== Input rows ==
+ + + + +

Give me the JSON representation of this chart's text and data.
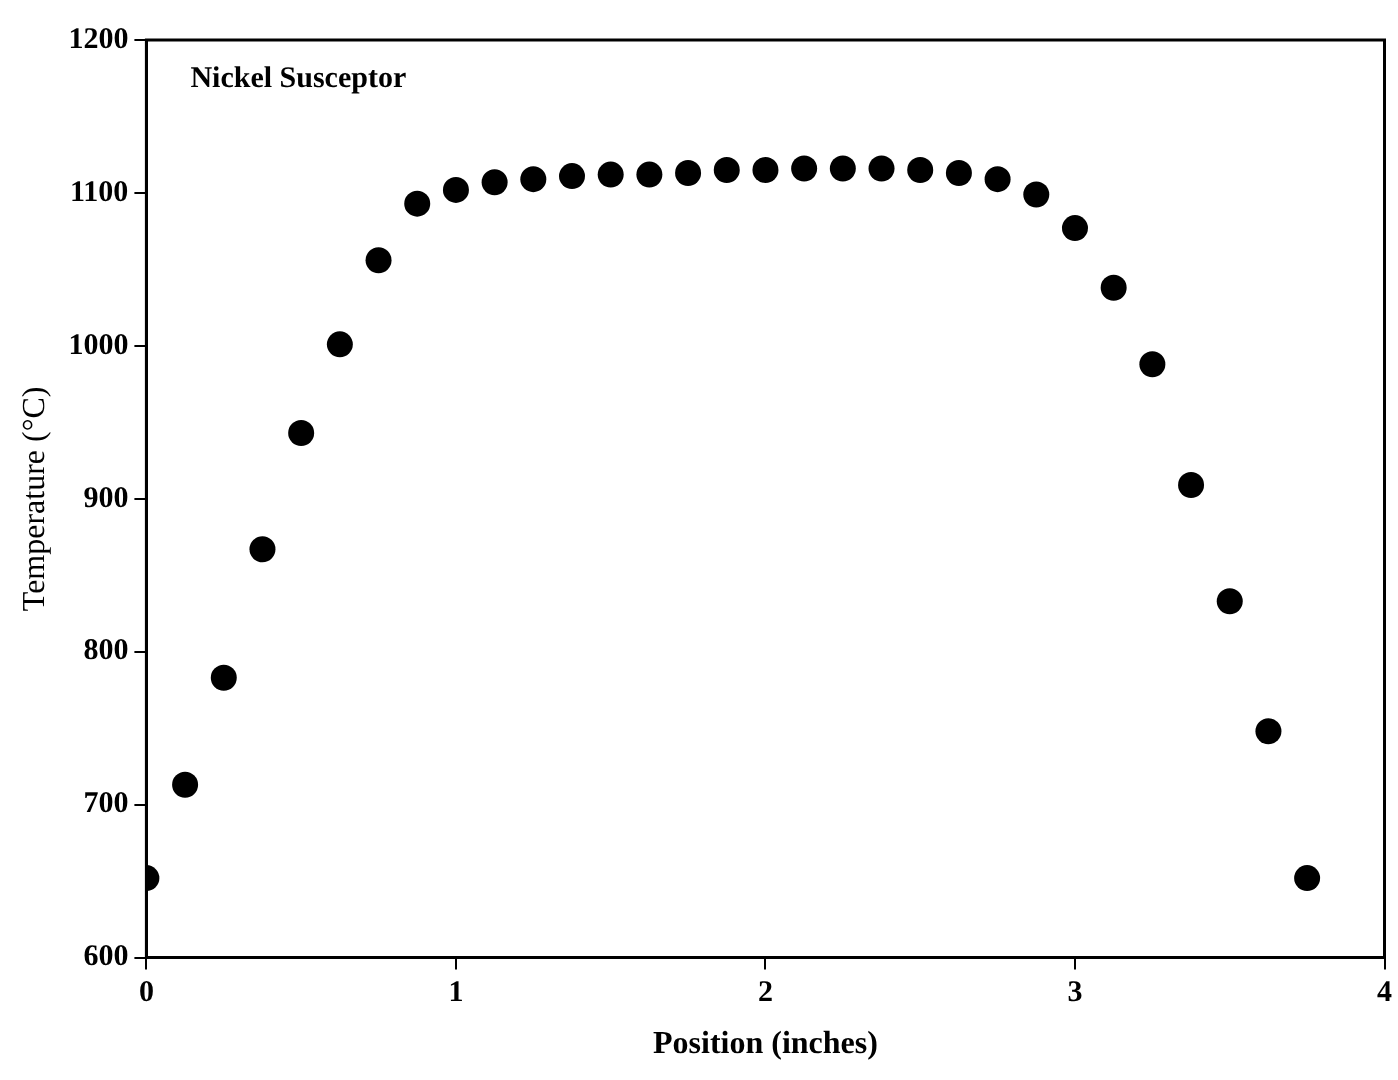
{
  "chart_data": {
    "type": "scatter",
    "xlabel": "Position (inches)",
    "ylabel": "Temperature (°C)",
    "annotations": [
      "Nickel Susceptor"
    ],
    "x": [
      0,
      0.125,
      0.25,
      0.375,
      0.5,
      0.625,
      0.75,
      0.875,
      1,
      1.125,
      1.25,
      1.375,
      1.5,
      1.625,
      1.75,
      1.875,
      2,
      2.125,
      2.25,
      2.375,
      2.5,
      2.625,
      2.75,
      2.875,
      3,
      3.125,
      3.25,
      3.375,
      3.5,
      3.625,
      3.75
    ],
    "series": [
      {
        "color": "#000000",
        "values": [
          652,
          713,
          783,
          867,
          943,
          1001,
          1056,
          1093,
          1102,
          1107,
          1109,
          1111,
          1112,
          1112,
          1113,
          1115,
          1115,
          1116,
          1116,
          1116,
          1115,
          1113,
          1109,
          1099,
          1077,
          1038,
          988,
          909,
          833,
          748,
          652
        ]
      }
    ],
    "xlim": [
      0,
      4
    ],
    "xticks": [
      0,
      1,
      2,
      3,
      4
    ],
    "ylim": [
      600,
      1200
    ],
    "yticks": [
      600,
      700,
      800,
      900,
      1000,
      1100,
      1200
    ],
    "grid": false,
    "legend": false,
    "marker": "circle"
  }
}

+ + + + +

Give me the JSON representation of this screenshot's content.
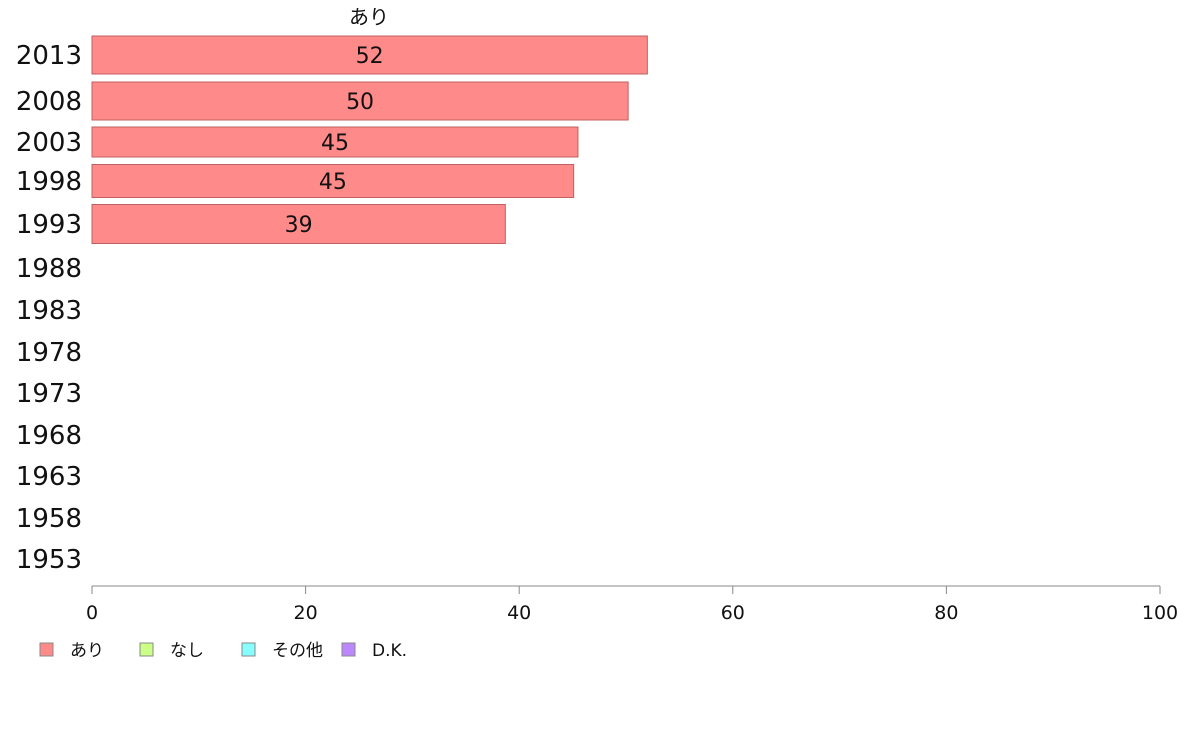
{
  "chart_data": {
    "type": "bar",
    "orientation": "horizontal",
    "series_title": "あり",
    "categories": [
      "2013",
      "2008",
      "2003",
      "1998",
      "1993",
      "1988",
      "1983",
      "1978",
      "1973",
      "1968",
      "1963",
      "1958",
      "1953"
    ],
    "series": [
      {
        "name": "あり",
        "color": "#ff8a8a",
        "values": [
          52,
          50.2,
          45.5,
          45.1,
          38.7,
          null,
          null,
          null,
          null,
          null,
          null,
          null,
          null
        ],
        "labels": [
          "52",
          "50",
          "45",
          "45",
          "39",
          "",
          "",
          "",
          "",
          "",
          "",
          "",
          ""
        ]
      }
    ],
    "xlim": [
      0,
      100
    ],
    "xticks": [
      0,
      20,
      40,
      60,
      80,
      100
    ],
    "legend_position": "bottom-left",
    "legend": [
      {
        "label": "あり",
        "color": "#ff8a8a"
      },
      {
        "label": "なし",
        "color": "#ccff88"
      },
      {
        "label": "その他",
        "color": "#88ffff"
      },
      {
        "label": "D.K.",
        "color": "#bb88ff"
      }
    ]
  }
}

+ + + + +

== Stated goal ==
Report the number of lines containing the string "Give" and add nothing to it.

== The reply ==
2